>> BEGIN

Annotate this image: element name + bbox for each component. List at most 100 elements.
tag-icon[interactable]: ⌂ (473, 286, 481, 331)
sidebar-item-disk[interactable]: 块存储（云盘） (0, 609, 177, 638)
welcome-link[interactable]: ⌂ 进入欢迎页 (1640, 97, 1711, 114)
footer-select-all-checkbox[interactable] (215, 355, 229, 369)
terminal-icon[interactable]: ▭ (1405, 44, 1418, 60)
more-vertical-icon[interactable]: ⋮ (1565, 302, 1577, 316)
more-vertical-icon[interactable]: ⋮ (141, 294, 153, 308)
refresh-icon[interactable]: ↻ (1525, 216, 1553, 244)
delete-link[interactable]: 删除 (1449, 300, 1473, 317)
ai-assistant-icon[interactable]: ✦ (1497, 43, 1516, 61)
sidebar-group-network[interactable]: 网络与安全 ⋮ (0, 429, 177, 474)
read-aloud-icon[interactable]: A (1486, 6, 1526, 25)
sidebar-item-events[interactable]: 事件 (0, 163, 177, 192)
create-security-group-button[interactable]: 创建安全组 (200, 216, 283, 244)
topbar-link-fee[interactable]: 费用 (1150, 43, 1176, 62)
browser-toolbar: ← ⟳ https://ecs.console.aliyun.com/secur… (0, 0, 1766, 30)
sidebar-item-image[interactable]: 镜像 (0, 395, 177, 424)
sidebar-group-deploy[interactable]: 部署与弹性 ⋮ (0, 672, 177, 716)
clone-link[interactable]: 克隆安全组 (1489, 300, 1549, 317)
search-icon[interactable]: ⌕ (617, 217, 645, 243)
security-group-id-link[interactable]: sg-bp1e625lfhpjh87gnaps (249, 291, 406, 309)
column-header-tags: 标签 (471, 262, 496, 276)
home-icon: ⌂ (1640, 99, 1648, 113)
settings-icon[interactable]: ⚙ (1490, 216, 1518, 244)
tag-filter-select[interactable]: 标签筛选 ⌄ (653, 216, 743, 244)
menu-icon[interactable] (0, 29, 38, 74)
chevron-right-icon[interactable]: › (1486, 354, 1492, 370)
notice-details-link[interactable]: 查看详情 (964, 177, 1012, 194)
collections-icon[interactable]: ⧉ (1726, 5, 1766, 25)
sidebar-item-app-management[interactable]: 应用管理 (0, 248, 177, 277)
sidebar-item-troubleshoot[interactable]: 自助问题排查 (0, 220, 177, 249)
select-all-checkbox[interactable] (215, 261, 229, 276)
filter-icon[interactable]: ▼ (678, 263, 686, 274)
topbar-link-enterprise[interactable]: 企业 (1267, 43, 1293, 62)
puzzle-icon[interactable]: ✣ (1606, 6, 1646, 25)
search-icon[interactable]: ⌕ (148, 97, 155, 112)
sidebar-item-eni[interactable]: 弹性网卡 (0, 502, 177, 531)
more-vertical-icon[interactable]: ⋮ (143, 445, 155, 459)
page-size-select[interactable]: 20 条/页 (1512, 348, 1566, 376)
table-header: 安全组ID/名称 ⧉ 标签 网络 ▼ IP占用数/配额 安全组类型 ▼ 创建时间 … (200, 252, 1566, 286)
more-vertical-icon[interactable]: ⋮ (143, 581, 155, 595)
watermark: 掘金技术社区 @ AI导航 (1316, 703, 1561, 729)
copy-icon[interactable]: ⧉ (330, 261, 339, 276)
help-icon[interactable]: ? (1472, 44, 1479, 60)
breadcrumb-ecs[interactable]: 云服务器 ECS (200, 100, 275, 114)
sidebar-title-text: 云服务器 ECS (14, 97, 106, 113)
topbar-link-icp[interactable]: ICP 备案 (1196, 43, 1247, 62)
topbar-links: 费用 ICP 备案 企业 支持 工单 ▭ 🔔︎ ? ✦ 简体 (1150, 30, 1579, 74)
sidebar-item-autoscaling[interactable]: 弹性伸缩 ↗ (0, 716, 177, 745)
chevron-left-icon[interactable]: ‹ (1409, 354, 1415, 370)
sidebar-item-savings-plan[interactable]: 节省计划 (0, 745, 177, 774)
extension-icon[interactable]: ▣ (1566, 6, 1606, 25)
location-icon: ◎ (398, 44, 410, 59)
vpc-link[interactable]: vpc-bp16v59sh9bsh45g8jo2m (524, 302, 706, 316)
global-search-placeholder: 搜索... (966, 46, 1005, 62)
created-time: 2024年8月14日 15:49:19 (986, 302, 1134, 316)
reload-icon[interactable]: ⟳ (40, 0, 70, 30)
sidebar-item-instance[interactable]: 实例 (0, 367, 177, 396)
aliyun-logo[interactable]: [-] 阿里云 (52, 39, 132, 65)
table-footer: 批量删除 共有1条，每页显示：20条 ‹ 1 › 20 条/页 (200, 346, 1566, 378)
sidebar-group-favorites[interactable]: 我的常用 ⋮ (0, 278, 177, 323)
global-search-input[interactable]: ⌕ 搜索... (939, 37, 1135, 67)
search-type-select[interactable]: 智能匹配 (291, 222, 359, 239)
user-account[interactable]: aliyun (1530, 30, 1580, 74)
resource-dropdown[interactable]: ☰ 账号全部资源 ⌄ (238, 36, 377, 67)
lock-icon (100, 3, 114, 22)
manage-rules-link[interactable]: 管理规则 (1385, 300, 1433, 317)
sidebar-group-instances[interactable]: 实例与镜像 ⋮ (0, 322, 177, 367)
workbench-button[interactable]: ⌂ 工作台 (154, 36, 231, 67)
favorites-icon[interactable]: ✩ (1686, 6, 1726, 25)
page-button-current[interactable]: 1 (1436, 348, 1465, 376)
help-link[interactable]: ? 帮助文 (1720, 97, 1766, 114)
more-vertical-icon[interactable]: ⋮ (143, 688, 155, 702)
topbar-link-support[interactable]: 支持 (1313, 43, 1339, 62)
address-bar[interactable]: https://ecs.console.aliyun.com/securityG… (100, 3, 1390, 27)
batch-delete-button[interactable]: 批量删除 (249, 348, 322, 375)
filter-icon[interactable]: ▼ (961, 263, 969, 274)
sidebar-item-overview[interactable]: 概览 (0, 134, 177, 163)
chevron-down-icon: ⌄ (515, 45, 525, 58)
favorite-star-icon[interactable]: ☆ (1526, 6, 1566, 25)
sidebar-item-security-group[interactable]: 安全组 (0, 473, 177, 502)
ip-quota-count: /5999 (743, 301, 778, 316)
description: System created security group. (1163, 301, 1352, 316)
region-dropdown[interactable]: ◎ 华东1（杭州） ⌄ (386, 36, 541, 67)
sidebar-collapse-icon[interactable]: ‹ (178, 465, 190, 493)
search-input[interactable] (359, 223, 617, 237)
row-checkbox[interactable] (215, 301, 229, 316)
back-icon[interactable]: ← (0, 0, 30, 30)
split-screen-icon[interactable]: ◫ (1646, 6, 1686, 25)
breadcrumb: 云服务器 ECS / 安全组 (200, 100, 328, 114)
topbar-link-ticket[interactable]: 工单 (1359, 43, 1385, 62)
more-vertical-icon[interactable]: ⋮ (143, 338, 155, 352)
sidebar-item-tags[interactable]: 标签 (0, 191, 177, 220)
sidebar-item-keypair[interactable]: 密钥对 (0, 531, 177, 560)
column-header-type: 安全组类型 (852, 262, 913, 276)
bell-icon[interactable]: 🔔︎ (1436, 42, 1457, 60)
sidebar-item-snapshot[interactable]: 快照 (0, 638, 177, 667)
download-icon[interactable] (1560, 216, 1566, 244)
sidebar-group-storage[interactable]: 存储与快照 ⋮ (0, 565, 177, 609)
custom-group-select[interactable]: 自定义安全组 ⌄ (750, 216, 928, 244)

>> END

## PROBLEM TO WORK ON
Convert the item above into a JSON list of strings, one string per line, leaving out any blank lines.

## RESULT FOR THIS TASK
[
  "Annotate this image: element name + bbox for each component. List at most 100 elements.",
  "tag-icon[interactable]: ⌂ (473, 286, 481, 331)",
  "sidebar-item-disk[interactable]: 块存储（云盘） (0, 609, 177, 638)",
  "welcome-link[interactable]: ⌂ 进入欢迎页 (1640, 97, 1711, 114)",
  "footer-select-all-checkbox[interactable] (215, 355, 229, 369)",
  "terminal-icon[interactable]: ▭ (1405, 44, 1418, 60)",
  "more-vertical-icon[interactable]: ⋮ (1565, 302, 1577, 316)",
  "more-vertical-icon[interactable]: ⋮ (141, 294, 153, 308)",
  "refresh-icon[interactable]: ↻ (1525, 216, 1553, 244)",
  "delete-link[interactable]: 删除 (1449, 300, 1473, 317)",
  "ai-assistant-icon[interactable]: ✦ (1497, 43, 1516, 61)",
  "sidebar-group-network[interactable]: 网络与安全 ⋮ (0, 429, 177, 474)",
  "read-aloud-icon[interactable]: A (1486, 6, 1526, 25)",
  "sidebar-item-events[interactable]: 事件 (0, 163, 177, 192)",
  "create-security-group-button[interactable]: 创建安全组 (200, 216, 283, 244)",
  "topbar-link-fee[interactable]: 费用 (1150, 43, 1176, 62)",
  "browser-toolbar: ← ⟳ https://ecs.console.aliyun.com/secur… (0, 0, 1766, 30)",
  "sidebar-item-image[interactable]: 镜像 (0, 395, 177, 424)",
  "sidebar-group-deploy[interactable]: 部署与弹性 ⋮ (0, 672, 177, 716)",
  "clone-link[interactable]: 克隆安全组 (1489, 300, 1549, 317)",
  "search-icon[interactable]: ⌕ (617, 217, 645, 243)",
  "security-group-id-link[interactable]: sg-bp1e625lfhpjh87gnaps (249, 291, 406, 309)",
  "column-header-tags: 标签 (471, 262, 496, 276)",
  "home-icon: ⌂ (1640, 99, 1648, 113)",
  "settings-icon[interactable]: ⚙ (1490, 216, 1518, 244)",
  "tag-filter-select[interactable]: 标签筛选 ⌄ (653, 216, 743, 244)",
  "menu-icon[interactable] (0, 29, 38, 74)",
  "chevron-right-icon[interactable]: › (1486, 354, 1492, 370)",
  "notice-details-link[interactable]: 查看详情 (964, 177, 1012, 194)",
  "collections-icon[interactable]: ⧉ (1726, 5, 1766, 25)",
  "sidebar-item-app-management[interactable]: 应用管理 (0, 248, 177, 277)",
  "sidebar-item-troubleshoot[interactable]: 自助问题排查 (0, 220, 177, 249)",
  "select-all-checkbox[interactable] (215, 261, 229, 276)",
  "filter-icon[interactable]: ▼ (678, 263, 686, 274)",
  "topbar-link-enterprise[interactable]: 企业 (1267, 43, 1293, 62)",
  "puzzle-icon[interactable]: ✣ (1606, 6, 1646, 25)",
  "search-icon[interactable]: ⌕ (148, 97, 155, 112)",
  "sidebar-item-eni[interactable]: 弹性网卡 (0, 502, 177, 531)",
  "more-vertical-icon[interactable]: ⋮ (143, 445, 155, 459)",
  "page-size-select[interactable]: 20 条/页 (1512, 348, 1566, 376)",
  "table-header: 安全组ID/名称 ⧉ 标签 网络 ▼ IP占用数/配额 安全组类型 ▼ 创建时间 … (200, 252, 1566, 286)",
  "more-vertical-icon[interactable]: ⋮ (143, 581, 155, 595)",
  "watermark: 掘金技术社区 @ AI导航 (1316, 703, 1561, 729)",
  "copy-icon[interactable]: ⧉ (330, 261, 339, 276)",
  "help-icon[interactable]: ? (1472, 44, 1479, 60)",
  "breadcrumb-ecs[interactable]: 云服务器 ECS (200, 100, 275, 114)",
  "sidebar-title-text: 云服务器 ECS (14, 97, 106, 113)",
  "topbar-link-icp[interactable]: ICP 备案 (1196, 43, 1247, 62)",
  "topbar-links: 费用 ICP 备案 企业 支持 工单 ▭ 🔔︎ ? ✦ 简体 (1150, 30, 1579, 74)",
  "sidebar-item-autoscaling[interactable]: 弹性伸缩 ↗ (0, 716, 177, 745)",
  "chevron-left-icon[interactable]: ‹ (1409, 354, 1415, 370)",
  "sidebar-item-savings-plan[interactable]: 节省计划 (0, 745, 177, 774)",
  "extension-icon[interactable]: ▣ (1566, 6, 1606, 25)",
  "location-icon: ◎ (398, 44, 410, 59)",
  "vpc-link[interactable]: vpc-bp16v59sh9bsh45g8jo2m (524, 302, 706, 316)",
  "global-search-placeholder: 搜索... (966, 46, 1005, 62)",
  "created-time: 2024年8月14日 15:49:19 (986, 302, 1134, 316)",
  "reload-icon[interactable]: ⟳ (40, 0, 70, 30)",
  "sidebar-item-instance[interactable]: 实例 (0, 367, 177, 396)",
  "aliyun-logo[interactable]: [-] 阿里云 (52, 39, 132, 65)",
  "table-footer: 批量删除 共有1条，每页显示：20条 ‹ 1 › 20 条/页 (200, 346, 1566, 378)",
  "sidebar-group-favorites[interactable]: 我的常用 ⋮ (0, 278, 177, 323)",
  "global-search-input[interactable]: ⌕ 搜索... (939, 37, 1135, 67)",
  "search-type-select[interactable]: 智能匹配 (291, 222, 359, 239)",
  "user-account[interactable]: aliyun (1530, 30, 1580, 74)",
  "resource-dropdown[interactable]: ☰ 账号全部资源 ⌄ (238, 36, 377, 67)",
  "lock-icon (100, 3, 114, 22)",
  "manage-rules-link[interactable]: 管理规则 (1385, 300, 1433, 317)",
  "sidebar-group-instances[interactable]: 实例与镜像 ⋮ (0, 322, 177, 367)",
  "workbench-button[interactable]: ⌂ 工作台 (154, 36, 231, 67)",
  "favorites-icon[interactable]: ✩ (1686, 6, 1726, 25)",
  "page-button-current[interactable]: 1 (1436, 348, 1465, 376)",
  "help-link[interactable]: ? 帮助文 (1720, 97, 1766, 114)",
  "more-vertical-icon[interactable]: ⋮ (143, 688, 155, 702)",
  "topbar-link-support[interactable]: 支持 (1313, 43, 1339, 62)",
  "address-bar[interactable]: https://ecs.console.aliyun.com/securityG… (100, 3, 1390, 27)",
  "batch-delete-button[interactable]: 批量删除 (249, 348, 322, 375)",
  "filter-icon[interactable]: ▼ (961, 263, 969, 274)",
  "sidebar-item-overview[interactable]: 概览 (0, 134, 177, 163)",
  "chevron-down-icon: ⌄ (515, 45, 525, 58)",
  "favorite-star-icon[interactable]: ☆ (1526, 6, 1566, 25)",
  "sidebar-item-security-group[interactable]: 安全组 (0, 473, 177, 502)",
  "ip-quota-count: /5999 (743, 301, 778, 316)",
  "description: System created security group. (1163, 301, 1352, 316)",
  "region-dropdown[interactable]: ◎ 华东1（杭州） ⌄ (386, 36, 541, 67)",
  "sidebar-collapse-icon[interactable]: ‹ (178, 465, 190, 493)",
  "search-input[interactable] (359, 223, 617, 237)",
  "row-checkbox[interactable] (215, 301, 229, 316)",
  "back-icon[interactable]: ← (0, 0, 30, 30)",
  "split-screen-icon[interactable]: ◫ (1646, 6, 1686, 25)",
  "breadcrumb: 云服务器 ECS / 安全组 (200, 100, 328, 114)",
  "topbar-link-ticket[interactable]: 工单 (1359, 43, 1385, 62)",
  "more-vertical-icon[interactable]: ⋮ (143, 338, 155, 352)",
  "sidebar-item-tags[interactable]: 标签 (0, 191, 177, 220)",
  "sidebar-item-keypair[interactable]: 密钥对 (0, 531, 177, 560)",
  "column-header-type: 安全组类型 (852, 262, 913, 276)",
  "bell-icon[interactable]: 🔔︎ (1436, 42, 1457, 60)",
  "sidebar-item-snapshot[interactable]: 快照 (0, 638, 177, 667)",
  "download-icon[interactable] (1560, 216, 1566, 244)",
  "sidebar-group-storage[interactable]: 存储与快照 ⋮ (0, 565, 177, 609)",
  "custom-group-select[interactable]: 自定义安全组 ⌄ (750, 216, 928, 244)"
]